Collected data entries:
## Start

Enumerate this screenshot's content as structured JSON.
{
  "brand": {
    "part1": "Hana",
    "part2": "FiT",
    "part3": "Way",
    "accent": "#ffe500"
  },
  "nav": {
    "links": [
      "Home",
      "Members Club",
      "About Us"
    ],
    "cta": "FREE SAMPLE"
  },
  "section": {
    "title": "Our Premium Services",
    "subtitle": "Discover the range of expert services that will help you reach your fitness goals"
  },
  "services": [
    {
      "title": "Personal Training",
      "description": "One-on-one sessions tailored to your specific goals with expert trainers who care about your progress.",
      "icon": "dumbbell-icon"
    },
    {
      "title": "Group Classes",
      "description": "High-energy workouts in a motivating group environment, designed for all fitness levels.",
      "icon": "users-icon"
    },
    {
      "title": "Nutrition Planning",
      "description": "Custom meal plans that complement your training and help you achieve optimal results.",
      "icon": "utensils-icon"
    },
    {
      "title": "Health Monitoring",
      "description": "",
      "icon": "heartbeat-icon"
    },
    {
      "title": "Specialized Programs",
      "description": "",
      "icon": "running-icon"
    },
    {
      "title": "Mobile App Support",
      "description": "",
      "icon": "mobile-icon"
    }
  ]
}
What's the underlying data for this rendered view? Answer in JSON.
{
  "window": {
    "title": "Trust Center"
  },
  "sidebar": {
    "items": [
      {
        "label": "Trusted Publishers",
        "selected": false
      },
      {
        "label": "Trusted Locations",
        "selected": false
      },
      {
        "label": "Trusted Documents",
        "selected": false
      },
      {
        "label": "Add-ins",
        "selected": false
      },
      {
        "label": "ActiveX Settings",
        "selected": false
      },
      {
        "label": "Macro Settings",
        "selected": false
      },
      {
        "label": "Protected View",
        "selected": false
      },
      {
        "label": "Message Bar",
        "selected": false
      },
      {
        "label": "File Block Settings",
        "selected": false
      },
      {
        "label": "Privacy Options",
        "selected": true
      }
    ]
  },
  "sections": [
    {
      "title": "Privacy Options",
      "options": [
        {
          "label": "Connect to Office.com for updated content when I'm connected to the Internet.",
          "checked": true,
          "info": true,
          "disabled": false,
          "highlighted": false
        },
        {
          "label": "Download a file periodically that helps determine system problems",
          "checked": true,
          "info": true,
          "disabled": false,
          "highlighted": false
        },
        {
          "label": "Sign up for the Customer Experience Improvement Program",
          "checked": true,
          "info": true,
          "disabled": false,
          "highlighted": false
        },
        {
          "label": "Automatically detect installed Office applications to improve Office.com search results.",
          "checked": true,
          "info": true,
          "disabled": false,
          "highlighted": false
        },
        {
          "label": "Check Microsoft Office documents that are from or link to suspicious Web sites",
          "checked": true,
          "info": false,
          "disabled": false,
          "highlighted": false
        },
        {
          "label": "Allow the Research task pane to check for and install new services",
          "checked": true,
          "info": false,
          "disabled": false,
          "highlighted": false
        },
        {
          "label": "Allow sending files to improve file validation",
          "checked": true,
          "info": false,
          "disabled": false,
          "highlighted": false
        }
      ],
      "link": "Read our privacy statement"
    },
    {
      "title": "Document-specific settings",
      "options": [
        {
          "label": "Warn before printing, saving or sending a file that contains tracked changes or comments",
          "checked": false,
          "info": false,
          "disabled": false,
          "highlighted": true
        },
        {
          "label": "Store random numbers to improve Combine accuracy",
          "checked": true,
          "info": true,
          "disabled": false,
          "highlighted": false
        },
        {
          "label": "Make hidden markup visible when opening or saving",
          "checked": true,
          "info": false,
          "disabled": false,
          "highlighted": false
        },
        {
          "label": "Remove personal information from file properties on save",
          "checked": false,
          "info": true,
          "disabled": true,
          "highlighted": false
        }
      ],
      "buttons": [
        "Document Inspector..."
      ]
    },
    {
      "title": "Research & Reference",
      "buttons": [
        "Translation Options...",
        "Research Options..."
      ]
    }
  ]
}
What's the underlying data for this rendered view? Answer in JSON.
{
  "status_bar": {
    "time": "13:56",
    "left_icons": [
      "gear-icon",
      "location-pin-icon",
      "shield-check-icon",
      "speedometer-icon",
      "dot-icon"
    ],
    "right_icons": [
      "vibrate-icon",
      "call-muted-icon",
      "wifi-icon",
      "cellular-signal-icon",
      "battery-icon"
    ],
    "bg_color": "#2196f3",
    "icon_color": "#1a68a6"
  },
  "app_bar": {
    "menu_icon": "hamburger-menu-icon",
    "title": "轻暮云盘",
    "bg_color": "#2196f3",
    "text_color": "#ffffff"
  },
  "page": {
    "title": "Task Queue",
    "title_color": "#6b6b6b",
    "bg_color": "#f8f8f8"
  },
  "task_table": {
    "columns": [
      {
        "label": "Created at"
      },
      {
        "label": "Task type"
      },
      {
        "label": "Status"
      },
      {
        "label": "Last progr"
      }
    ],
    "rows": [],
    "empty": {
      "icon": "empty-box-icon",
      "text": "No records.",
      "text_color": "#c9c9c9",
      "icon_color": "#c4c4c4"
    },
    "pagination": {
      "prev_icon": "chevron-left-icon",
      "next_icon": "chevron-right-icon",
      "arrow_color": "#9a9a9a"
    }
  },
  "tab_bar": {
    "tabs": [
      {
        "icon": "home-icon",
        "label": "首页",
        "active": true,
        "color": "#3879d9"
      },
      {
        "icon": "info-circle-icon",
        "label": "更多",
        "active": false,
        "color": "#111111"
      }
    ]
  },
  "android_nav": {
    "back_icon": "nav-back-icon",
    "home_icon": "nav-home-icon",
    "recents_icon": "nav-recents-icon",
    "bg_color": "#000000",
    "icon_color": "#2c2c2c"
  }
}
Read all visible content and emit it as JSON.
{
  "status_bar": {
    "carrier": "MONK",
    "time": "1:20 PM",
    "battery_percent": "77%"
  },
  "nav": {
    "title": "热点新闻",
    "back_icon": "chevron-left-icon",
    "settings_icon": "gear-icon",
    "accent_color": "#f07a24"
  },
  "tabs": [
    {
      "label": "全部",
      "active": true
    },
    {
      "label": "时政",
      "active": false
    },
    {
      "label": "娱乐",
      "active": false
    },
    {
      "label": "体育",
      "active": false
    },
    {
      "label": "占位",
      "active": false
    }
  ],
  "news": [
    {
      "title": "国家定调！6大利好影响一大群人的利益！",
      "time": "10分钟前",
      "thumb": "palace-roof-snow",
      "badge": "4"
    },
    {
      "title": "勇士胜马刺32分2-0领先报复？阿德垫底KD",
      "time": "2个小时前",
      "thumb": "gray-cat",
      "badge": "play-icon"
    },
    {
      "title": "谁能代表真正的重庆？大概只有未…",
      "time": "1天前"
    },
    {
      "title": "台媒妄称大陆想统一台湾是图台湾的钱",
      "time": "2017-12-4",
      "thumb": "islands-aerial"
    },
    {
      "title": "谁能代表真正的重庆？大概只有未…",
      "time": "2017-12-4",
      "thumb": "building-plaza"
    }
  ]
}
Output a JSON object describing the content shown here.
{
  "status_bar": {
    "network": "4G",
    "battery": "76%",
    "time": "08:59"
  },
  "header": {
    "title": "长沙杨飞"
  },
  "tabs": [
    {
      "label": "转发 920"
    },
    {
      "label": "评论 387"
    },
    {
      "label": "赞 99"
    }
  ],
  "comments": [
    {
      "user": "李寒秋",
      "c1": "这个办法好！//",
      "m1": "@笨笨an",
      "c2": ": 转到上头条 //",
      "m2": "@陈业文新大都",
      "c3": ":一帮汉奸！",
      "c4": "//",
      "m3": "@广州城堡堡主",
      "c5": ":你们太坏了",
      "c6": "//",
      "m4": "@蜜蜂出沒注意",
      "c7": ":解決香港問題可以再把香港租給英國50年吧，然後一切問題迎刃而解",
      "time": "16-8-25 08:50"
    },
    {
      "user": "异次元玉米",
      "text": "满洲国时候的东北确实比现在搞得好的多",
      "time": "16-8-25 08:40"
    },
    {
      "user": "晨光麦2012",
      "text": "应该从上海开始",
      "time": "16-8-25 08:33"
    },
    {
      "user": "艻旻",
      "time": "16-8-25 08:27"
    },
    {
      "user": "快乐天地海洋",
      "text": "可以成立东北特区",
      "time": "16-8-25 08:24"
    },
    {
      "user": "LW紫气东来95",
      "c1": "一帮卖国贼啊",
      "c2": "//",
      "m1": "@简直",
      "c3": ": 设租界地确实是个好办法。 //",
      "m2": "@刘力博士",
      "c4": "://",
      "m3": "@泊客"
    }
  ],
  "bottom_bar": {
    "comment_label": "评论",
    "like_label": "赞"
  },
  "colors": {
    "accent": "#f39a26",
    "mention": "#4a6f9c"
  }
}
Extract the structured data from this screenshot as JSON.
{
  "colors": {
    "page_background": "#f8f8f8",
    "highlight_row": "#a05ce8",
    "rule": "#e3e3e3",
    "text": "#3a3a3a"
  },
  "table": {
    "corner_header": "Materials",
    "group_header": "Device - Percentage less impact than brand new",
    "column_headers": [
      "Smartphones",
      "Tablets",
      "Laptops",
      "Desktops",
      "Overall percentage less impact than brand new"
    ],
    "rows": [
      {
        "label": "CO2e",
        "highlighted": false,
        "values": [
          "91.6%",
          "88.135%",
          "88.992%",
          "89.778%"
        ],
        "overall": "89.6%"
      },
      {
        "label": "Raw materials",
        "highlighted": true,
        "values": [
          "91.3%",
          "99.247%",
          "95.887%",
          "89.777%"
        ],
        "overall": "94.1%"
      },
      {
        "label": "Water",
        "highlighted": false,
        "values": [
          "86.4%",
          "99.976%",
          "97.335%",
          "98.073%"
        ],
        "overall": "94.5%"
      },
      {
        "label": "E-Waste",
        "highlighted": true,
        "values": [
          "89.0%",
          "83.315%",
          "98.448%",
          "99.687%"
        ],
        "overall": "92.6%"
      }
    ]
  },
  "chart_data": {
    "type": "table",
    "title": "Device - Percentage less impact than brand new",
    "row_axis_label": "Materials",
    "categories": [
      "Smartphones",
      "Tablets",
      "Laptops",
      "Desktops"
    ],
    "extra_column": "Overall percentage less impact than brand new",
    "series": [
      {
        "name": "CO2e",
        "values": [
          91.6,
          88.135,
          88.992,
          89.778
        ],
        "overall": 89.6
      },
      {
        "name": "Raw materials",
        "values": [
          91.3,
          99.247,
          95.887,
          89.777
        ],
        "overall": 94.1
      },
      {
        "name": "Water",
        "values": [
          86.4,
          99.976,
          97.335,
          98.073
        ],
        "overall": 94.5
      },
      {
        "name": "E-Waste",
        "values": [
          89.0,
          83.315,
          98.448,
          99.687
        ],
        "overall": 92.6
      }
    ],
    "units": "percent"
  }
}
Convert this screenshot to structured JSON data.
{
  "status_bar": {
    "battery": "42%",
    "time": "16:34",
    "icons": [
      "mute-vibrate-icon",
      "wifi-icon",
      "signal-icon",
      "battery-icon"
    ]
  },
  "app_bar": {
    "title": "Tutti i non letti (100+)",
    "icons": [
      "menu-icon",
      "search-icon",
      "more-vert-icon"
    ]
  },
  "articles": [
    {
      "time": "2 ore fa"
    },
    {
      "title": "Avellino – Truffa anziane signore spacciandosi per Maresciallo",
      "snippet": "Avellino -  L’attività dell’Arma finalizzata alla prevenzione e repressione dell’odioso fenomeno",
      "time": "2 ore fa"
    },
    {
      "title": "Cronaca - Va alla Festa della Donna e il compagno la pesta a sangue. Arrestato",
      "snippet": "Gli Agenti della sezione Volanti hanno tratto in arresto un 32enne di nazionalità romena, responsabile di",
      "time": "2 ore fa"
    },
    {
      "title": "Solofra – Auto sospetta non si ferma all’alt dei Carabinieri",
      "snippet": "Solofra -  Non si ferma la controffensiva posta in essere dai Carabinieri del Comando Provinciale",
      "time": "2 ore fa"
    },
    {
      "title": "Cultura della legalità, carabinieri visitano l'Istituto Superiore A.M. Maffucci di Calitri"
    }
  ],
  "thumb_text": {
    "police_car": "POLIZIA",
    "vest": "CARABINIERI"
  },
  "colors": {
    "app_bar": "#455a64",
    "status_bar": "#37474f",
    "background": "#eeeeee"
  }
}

## End

Set problem – Show each line of the data that contains the string "saving".

Finished exercise –
          "label": "Warn before printing, saving or sending a file that contains tracked changes or comments",
          "label": "Make hidden markup visible when opening or saving",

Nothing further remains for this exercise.